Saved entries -
◇ ◇ ◇ ◇ ◇ ◇ ◇
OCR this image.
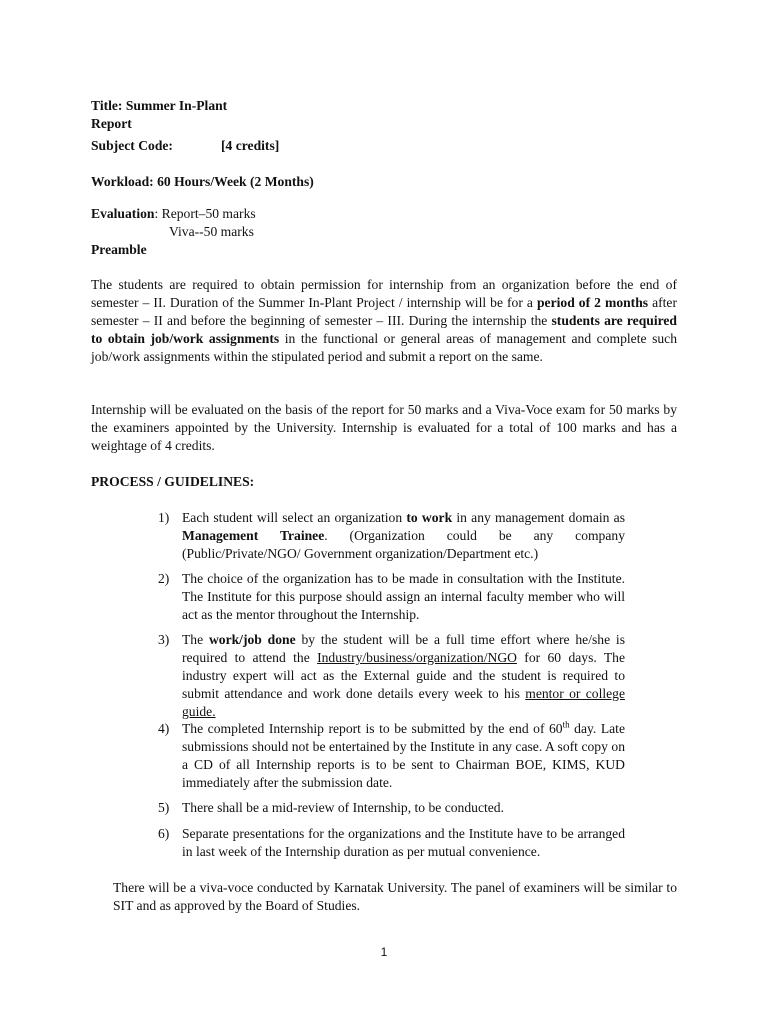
Title: Summer In-Plant
Report
Subject Code:	[4 credits]
Workload: 60 Hours/Week (2 Months)
Evaluation: Report–50 marks
Viva--50 marks
Preamble
The students are required to obtain permission for internship from an organization before the end of semester – II. Duration of the Summer In-Plant Project / internship will be for a period of 2 months after semester – II and before the beginning of semester – III. During the internship the students are required to obtain job/work assignments in the functional or general areas of management and complete such job/work assignments within the stipulated period and submit a report on the same.
Internship will be evaluated on the basis of the report for 50 marks and a Viva-Voce exam for 50 marks by the examiners appointed by the University. Internship is evaluated for a total of 100 marks and has a weightage of 4 credits.
PROCESS / GUIDELINES:
1) Each student will select an organization to work in any management domain as Management Trainee. (Organization could be any company (Public/Private/NGO/ Government organization/Department etc.)
2) The choice of the organization has to be made in consultation with the Institute. The Institute for this purpose should assign an internal faculty member who will act as the mentor throughout the Internship.
3) The work/job done by the student will be a full time effort where he/she is required to attend the Industry/business/organization/NGO for 60 days. The industry expert will act as the External guide and the student is required to submit attendance and work done details every week to his mentor or college guide.
4) The completed Internship report is to be submitted by the end of 60th day. Late submissions should not be entertained by the Institute in any case. A soft copy on a CD of all Internship reports is to be sent to Chairman BOE, KIMS, KUD immediately after the submission date.
5) There shall be a mid-review of Internship, to be conducted.
6) Separate presentations for the organizations and the Institute have to be arranged in last week of the Internship duration as per mutual convenience.
There will be a viva-voce conducted by Karnatak University. The panel of examiners will be similar to SIT and as approved by the Board of Studies.
1
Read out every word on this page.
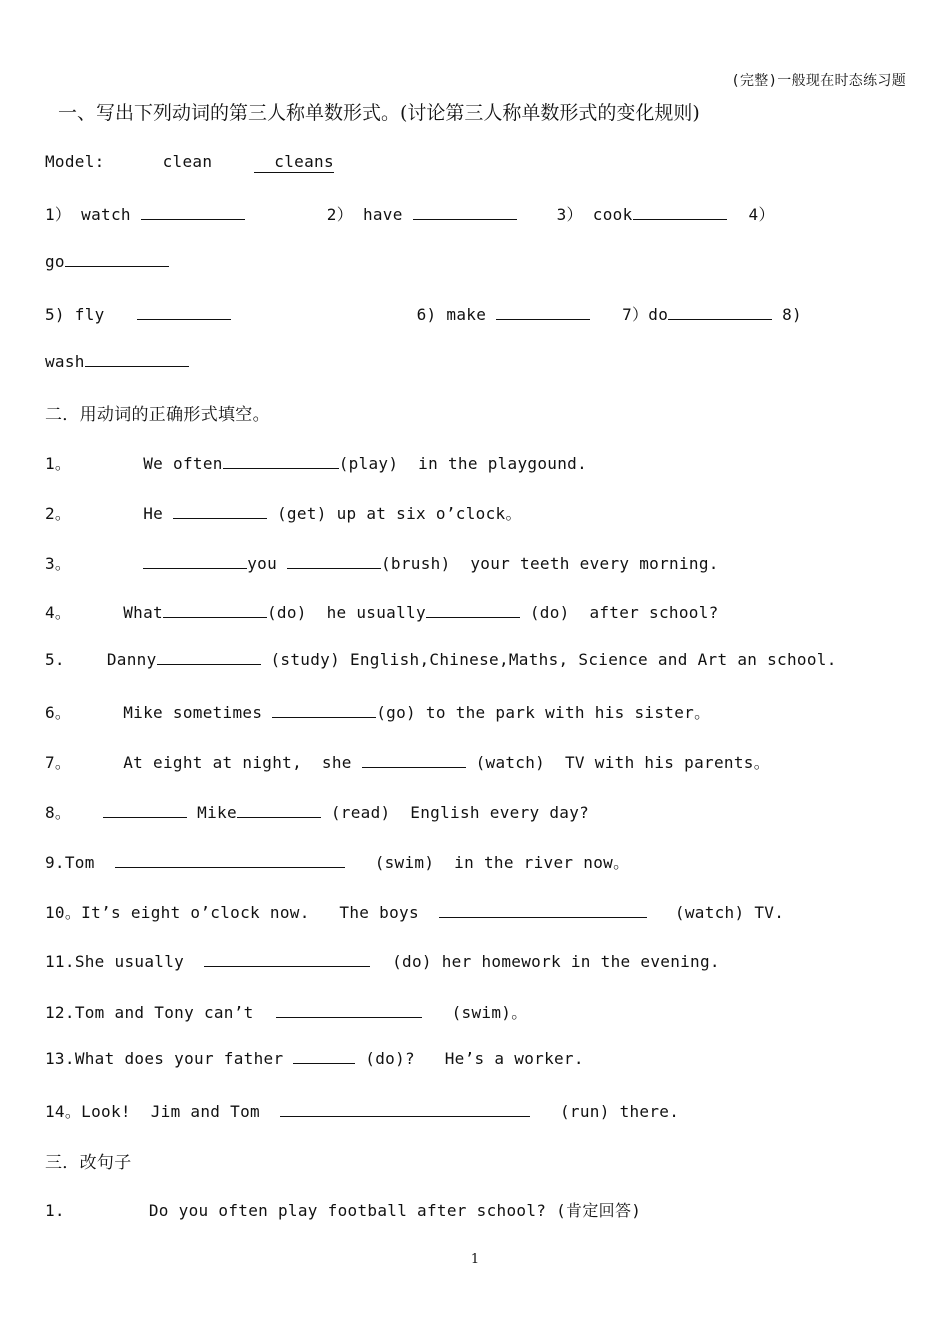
(完整)一般现在时态练习题
一、写出下列动词的第三人称单数形式。(讨论第三人称单数形式的变化规则)
Model:	clean	cleans
1） watch	2） have	3） cook	4）
go
5) fly	6) make	7）do	8)
wash
二．用动词的正确形式填空。
1。	We often	(play)  in the playgound.
2。	He	(get) up at six o’clock。
3。	you	(brush)  your teeth every morning.
4。	What	(do)  he usually	(do)  after school?
5.	Danny	(study) English,Chinese,Maths, Science and Art an school.
6。	Mike sometimes	(go) to the park with his sister。
7。	At eight at night,  she	(watch)  TV with his parents。
8。	Mike	(read)  English every day?
9.Tom	(swim)  in the river now。
10。It’s eight o’clock now.   The boys	(watch) TV.
11.She usually	(do) her homework in the evening.
12.Tom and Tony can’t	(swim)。
13.What does your father	(do)?   He’s a worker.
14。Look!  Jim and Tom	(run) there.
三．改句子
1.	Do you often play football after school? (肯定回答)
1
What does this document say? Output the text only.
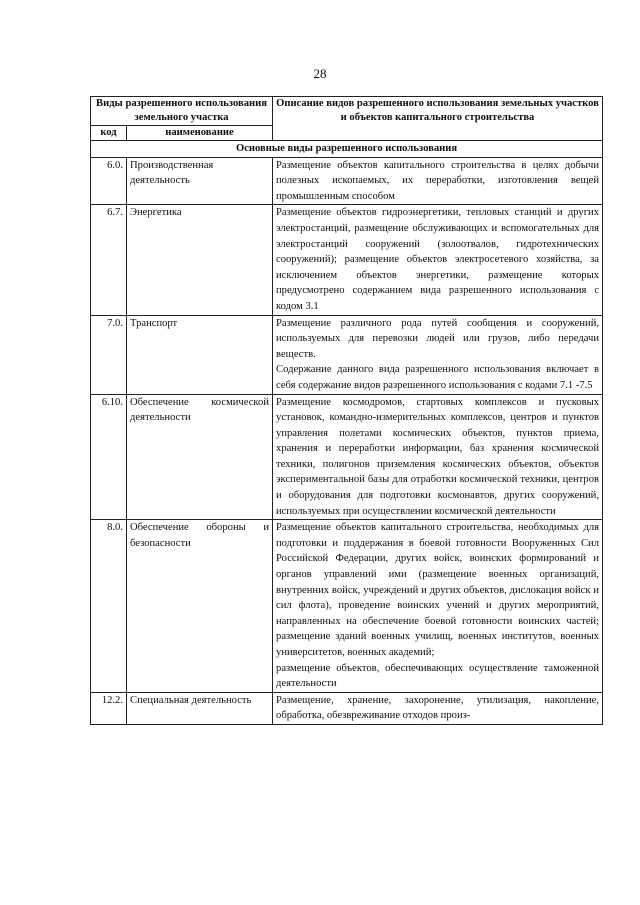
28
Виды разрешенного использования земельного участка		Описание видов разрешенного использования земельных участков и объектов капитального строительства
код	наименование	
Основные виды разрешенного использования		
6.0.	Производственная деятельность	Размещение объектов капитального строительства в целях добычи полезных ископаемых, их переработки, изготовления вещей промышленным способом

6.7.	Энергетика	Размещение объектов гидроэнергетики, тепловых станций и других электростанций, размещение обслуживающих и вспомогательных для электростанций сооружений (золоотвалов, гидротехнических сооружений); размещение объектов электросетевого хозяйства, за исключением объектов энергетики, размещение которых предусмотрено содержанием вида разрешенного использования с кодом 3.1

7.0.	Транспорт	Размещение различного рода путей сообщения и сооружений, используемых для перевозки людей или грузов, либо передачи веществ.
Содержание данного вида разрешенного использования включает в себя содержание видов разрешенного использования с кодами 7.1 -7.5

6.10.	Обеспечение космической деятельности	Размещение космодромов, стартовых комплексов и пусковых установок, командно-измерительных комплексов, центров и пунктов управления полетами космических объектов, пунктов приема, хранения и переработки информации, баз хранения космической техники, полигонов приземления космических объектов, объектов экспериментальной базы для отработки космической техники, центров и оборудования для подготовки космонавтов, других сооружений, используемых при осуществлении космической деятельности

8.0.	Обеспечение обороны и безопасности	Размещение объектов капитального строительства, необходимых для подготовки и поддержания в боевой готовности Вооруженных Сил Российской Федерации, других войск, воинских формирований и органов управлений ими (размещение военных организаций, внутренних войск, учреждений и других объектов, дислокация войск и сил флота), проведение воинских учений и других мероприятий, направленных на обеспечение боевой готовности воинских частей; размещение зданий военных училищ, военных институтов, военных университетов, военных академий;
размещение объектов, обеспечивающих осуществление таможенной деятельности

12.2.	Специальная деятельность	Размещение, хранение, захоронение, утилизация, накопление, обработка, обезвреживание отходов произ-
◇ ◇ ◇ ◇ ◇ ◇ ◇
Aim of the task - From the data above, copy out every line with the string "have" in it.

Exercise result -
6) Separate presentations for the organizations and the Institute have to be arranged in last week of the Internship duration as per mutual convenience.
1） watch	2） have	3） cook	4）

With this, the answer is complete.